Record extracts —
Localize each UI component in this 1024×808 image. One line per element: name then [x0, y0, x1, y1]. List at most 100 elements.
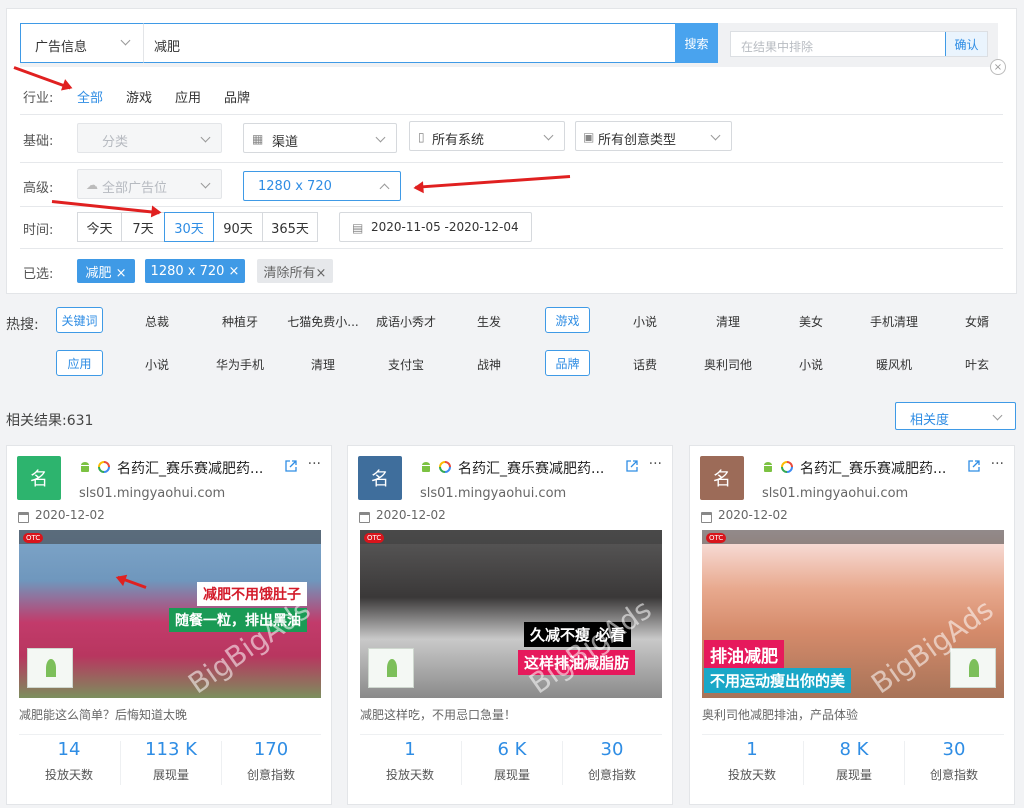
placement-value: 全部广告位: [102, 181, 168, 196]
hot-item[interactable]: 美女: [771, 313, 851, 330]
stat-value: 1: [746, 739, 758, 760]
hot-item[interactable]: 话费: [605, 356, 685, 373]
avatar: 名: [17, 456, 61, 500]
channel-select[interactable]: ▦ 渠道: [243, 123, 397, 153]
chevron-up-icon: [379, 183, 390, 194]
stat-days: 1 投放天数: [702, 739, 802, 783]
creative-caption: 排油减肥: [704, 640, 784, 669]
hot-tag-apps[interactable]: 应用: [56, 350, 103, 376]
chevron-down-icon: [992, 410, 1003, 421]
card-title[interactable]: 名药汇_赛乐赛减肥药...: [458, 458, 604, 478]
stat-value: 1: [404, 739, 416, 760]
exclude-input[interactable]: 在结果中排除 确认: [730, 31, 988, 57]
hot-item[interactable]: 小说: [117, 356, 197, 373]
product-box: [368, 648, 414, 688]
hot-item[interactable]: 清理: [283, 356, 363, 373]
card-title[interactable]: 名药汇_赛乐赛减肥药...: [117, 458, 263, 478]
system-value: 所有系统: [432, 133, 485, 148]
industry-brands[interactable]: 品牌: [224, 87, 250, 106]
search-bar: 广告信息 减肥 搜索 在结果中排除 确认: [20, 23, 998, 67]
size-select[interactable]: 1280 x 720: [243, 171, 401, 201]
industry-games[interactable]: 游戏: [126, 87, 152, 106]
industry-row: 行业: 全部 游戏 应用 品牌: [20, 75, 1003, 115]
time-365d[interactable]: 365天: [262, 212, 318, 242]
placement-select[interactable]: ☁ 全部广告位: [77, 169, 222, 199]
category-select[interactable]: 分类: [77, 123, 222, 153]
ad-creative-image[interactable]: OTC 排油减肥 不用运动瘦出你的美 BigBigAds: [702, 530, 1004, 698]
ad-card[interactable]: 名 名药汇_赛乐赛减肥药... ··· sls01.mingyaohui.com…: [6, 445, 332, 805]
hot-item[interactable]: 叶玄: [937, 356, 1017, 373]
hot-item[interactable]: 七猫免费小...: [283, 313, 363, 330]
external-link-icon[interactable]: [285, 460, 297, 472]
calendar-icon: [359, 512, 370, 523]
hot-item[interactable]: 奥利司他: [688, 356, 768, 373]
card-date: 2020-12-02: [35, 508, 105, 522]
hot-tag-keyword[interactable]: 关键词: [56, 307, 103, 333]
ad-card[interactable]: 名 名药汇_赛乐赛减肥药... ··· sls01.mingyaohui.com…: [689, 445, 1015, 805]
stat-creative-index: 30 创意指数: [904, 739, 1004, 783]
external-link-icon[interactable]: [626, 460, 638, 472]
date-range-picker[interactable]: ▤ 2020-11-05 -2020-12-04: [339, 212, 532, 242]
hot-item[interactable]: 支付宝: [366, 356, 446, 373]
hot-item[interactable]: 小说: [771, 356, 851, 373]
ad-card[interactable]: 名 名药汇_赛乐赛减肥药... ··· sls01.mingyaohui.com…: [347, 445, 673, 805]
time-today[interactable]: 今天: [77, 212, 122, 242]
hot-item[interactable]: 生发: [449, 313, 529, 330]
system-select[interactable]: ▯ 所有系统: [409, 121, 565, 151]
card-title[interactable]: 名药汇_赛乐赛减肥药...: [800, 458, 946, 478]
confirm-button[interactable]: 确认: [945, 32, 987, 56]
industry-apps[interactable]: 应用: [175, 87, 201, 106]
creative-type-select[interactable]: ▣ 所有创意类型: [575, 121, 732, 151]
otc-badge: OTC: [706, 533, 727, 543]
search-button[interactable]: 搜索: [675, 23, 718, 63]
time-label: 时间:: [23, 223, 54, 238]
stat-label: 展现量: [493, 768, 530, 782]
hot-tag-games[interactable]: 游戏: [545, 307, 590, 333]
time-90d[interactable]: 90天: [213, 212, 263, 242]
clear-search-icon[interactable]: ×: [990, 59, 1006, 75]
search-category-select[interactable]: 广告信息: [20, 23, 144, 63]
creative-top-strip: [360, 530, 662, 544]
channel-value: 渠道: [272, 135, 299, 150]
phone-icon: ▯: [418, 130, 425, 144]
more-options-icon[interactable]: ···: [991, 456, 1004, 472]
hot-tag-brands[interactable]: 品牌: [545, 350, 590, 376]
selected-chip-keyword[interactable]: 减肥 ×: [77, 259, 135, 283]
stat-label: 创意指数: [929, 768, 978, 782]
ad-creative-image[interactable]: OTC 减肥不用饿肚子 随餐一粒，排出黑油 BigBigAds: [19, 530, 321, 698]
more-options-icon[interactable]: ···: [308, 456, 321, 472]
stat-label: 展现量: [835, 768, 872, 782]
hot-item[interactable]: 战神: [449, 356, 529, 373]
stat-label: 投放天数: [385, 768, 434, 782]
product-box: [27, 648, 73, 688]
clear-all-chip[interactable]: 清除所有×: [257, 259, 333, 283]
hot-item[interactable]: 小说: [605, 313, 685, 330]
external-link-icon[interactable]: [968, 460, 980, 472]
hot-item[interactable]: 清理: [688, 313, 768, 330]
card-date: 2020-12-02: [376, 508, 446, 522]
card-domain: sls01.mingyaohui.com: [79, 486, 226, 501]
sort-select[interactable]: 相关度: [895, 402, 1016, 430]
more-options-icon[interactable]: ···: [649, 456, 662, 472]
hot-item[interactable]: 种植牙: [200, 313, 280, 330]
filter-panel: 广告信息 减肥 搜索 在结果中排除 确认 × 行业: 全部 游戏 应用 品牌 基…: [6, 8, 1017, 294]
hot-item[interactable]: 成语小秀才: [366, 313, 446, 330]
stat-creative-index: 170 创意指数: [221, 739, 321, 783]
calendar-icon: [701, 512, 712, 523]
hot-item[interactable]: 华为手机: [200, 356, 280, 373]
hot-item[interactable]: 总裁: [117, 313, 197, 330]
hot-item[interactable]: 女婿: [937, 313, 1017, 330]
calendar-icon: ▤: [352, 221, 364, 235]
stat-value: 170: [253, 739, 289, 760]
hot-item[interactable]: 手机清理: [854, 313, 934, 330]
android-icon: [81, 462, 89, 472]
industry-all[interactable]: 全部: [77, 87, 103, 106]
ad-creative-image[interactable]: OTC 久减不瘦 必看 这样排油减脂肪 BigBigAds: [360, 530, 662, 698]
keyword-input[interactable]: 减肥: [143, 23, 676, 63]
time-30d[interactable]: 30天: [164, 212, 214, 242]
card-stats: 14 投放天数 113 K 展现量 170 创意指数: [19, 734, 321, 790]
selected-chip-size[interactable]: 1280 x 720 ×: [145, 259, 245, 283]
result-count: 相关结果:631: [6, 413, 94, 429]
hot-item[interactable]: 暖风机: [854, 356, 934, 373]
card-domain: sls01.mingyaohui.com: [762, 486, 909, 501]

==

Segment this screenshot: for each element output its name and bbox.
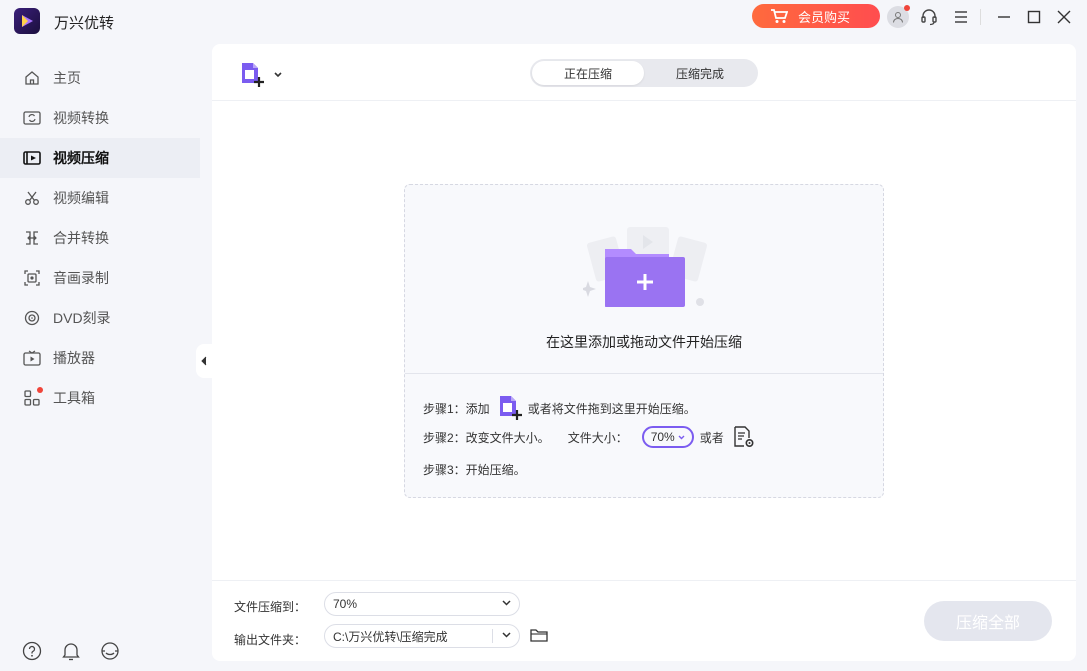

Challenge — Please reproduce the lines of the records word for word, from the one containing "Localize each UI" through the one containing "time-365d[interactable]: 365天: [262, 212, 318, 242]", both included, leaving the pictures out.

Task answer —
Localize each UI component in this 1024×808 image. One line per element: name then [x0, y0, x1, y1]. List at most 100 elements.
placement-value: 全部广告位: [102, 181, 168, 196]
hot-item[interactable]: 美女: [771, 313, 851, 330]
stat-value: 1: [746, 739, 758, 760]
hot-item[interactable]: 话费: [605, 356, 685, 373]
avatar: 名: [17, 456, 61, 500]
channel-select[interactable]: ▦ 渠道: [243, 123, 397, 153]
chevron-up-icon: [379, 183, 390, 194]
stat-days: 1 投放天数: [702, 739, 802, 783]
creative-caption: 排油减肥: [704, 640, 784, 669]
hot-tag-apps[interactable]: 应用: [56, 350, 103, 376]
chevron-down-icon: [992, 410, 1003, 421]
card-title[interactable]: 名药汇_赛乐赛减肥药...: [458, 458, 604, 478]
stat-value: 1: [404, 739, 416, 760]
exclude-input[interactable]: 在结果中排除 确认: [730, 31, 988, 57]
hot-item[interactable]: 小说: [117, 356, 197, 373]
product-box: [368, 648, 414, 688]
hot-item[interactable]: 清理: [283, 356, 363, 373]
card-title[interactable]: 名药汇_赛乐赛减肥药...: [117, 458, 263, 478]
system-value: 所有系统: [432, 133, 485, 148]
industry-brands[interactable]: 品牌: [224, 87, 250, 106]
search-bar: 广告信息 减肥 搜索 在结果中排除 确认: [20, 23, 998, 67]
size-select[interactable]: 1280 x 720: [243, 171, 401, 201]
industry-games[interactable]: 游戏: [126, 87, 152, 106]
industry-row: 行业: 全部 游戏 应用 品牌: [20, 75, 1003, 115]
time-365d[interactable]: 365天: [262, 212, 318, 242]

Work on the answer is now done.